**TASK PROMPT:**
Retype the material below. Keep every word exactly as it is.

++++ DATASET ENTRIES ++++

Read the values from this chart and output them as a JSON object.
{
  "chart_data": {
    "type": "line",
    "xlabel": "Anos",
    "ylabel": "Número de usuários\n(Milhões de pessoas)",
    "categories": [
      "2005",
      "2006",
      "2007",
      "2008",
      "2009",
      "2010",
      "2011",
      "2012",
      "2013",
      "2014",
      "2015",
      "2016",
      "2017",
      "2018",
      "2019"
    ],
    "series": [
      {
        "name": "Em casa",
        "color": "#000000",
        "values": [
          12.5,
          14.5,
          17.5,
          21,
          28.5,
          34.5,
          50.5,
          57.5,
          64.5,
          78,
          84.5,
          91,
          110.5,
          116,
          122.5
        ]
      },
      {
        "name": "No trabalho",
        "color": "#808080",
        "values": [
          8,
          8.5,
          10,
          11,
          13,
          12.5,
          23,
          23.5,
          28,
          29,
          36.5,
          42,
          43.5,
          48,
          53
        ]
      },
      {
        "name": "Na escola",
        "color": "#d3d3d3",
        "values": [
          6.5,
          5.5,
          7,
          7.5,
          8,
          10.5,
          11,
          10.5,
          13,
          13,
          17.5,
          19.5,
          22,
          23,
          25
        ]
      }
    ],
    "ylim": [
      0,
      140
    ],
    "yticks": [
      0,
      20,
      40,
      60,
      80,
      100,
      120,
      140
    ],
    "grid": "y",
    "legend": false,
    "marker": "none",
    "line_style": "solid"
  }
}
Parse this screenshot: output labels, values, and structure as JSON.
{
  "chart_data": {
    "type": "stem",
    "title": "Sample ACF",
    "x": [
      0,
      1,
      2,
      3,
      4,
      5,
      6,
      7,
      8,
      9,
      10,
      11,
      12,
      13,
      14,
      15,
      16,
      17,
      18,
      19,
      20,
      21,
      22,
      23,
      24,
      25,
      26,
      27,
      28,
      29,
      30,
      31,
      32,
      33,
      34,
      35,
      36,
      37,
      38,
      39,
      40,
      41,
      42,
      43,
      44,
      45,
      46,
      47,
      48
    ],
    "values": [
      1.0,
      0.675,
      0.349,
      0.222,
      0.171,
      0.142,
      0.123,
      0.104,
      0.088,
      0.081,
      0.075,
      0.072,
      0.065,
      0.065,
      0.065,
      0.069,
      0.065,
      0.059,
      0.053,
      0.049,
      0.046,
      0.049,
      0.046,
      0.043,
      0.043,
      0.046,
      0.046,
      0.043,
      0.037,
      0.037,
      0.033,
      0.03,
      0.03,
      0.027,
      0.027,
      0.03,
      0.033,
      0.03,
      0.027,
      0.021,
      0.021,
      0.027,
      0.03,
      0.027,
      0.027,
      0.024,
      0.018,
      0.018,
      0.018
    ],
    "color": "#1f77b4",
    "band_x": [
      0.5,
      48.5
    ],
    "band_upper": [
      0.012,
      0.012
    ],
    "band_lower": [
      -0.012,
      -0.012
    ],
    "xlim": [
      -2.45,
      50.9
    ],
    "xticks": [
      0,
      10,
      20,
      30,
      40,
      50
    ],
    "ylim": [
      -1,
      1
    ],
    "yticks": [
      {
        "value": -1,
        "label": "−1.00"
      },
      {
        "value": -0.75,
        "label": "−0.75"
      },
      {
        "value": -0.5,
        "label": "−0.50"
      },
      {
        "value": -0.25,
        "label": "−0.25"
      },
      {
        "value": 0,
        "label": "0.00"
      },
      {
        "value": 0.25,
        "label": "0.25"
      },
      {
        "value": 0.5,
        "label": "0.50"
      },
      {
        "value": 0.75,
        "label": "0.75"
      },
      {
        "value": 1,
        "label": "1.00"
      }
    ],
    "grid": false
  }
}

++++

**WRITTEN SOLUTION:**
Read the values from this chart and output them as a JSON object.
{
  "chart_data": {
    "type": "line",
    "xlabel": "Anos",
    "ylabel": "Número de usuários\n(Milhões de pessoas)",
    "categories": [
      "2005",
      "2006",
      "2007",
      "2008",
      "2009",
      "2010",
      "2011",
      "2012",
      "2013",
      "2014",
      "2015",
      "2016",
      "2017",
      "2018",
      "2019"
    ],
    "series": [
      {
        "name": "Em casa",
        "color": "#000000",
        "values": [
          12.5,
          14.5,
          17.5,
          21,
          28.5,
          34.5,
          50.5,
          57.5,
          64.5,
          78,
          84.5,
          91,
          110.5,
          116,
          122.5
        ]
      },
      {
        "name": "No trabalho",
        "color": "#808080",
        "values": [
          8,
          8.5,
          10,
          11,
          13,
          12.5,
          23,
          23.5,
          28,
          29,
          36.5,
          42,
          43.5,
          48,
          53
        ]
      },
      {
        "name": "Na escola",
        "color": "#d3d3d3",
        "values": [
          6.5,
          5.5,
          7,
          7.5,
          8,
          10.5,
          11,
          10.5,
          13,
          13,
          17.5,
          19.5,
          22,
          23,
          25
        ]
      }
    ],
    "ylim": [
      0,
      140
    ],
    "yticks": [
      0,
      20,
      40,
      60,
      80,
      100,
      120,
      140
    ],
    "grid": "y",
    "legend": false,
    "marker": "none",
    "line_style": "solid"
  }
}
Parse this screenshot: output labels, values, and structure as JSON.
{
  "chart_data": {
    "type": "stem",
    "title": "Sample ACF",
    "x": [
      0,
      1,
      2,
      3,
      4,
      5,
      6,
      7,
      8,
      9,
      10,
      11,
      12,
      13,
      14,
      15,
      16,
      17,
      18,
      19,
      20,
      21,
      22,
      23,
      24,
      25,
      26,
      27,
      28,
      29,
      30,
      31,
      32,
      33,
      34,
      35,
      36,
      37,
      38,
      39,
      40,
      41,
      42,
      43,
      44,
      45,
      46,
      47,
      48
    ],
    "values": [
      1.0,
      0.675,
      0.349,
      0.222,
      0.171,
      0.142,
      0.123,
      0.104,
      0.088,
      0.081,
      0.075,
      0.072,
      0.065,
      0.065,
      0.065,
      0.069,
      0.065,
      0.059,
      0.053,
      0.049,
      0.046,
      0.049,
      0.046,
      0.043,
      0.043,
      0.046,
      0.046,
      0.043,
      0.037,
      0.037,
      0.033,
      0.03,
      0.03,
      0.027,
      0.027,
      0.03,
      0.033,
      0.03,
      0.027,
      0.021,
      0.021,
      0.027,
      0.03,
      0.027,
      0.027,
      0.024,
      0.018,
      0.018,
      0.018
    ],
    "color": "#1f77b4",
    "band_x": [
      0.5,
      48.5
    ],
    "band_upper": [
      0.012,
      0.012
    ],
    "band_lower": [
      -0.012,
      -0.012
    ],
    "xlim": [
      -2.45,
      50.9
    ],
    "xticks": [
      0,
      10,
      20,
      30,
      40,
      50
    ],
    "ylim": [
      -1,
      1
    ],
    "yticks": [
      {
        "value": -1,
        "label": "−1.00"
      },
      {
        "value": -0.75,
        "label": "−0.75"
      },
      {
        "value": -0.5,
        "label": "−0.50"
      },
      {
        "value": -0.25,
        "label": "−0.25"
      },
      {
        "value": 0,
        "label": "0.00"
      },
      {
        "value": 0.25,
        "label": "0.25"
      },
      {
        "value": 0.5,
        "label": "0.50"
      },
      {
        "value": 0.75,
        "label": "0.75"
      },
      {
        "value": 1,
        "label": "1.00"
      }
    ],
    "grid": false
  }
}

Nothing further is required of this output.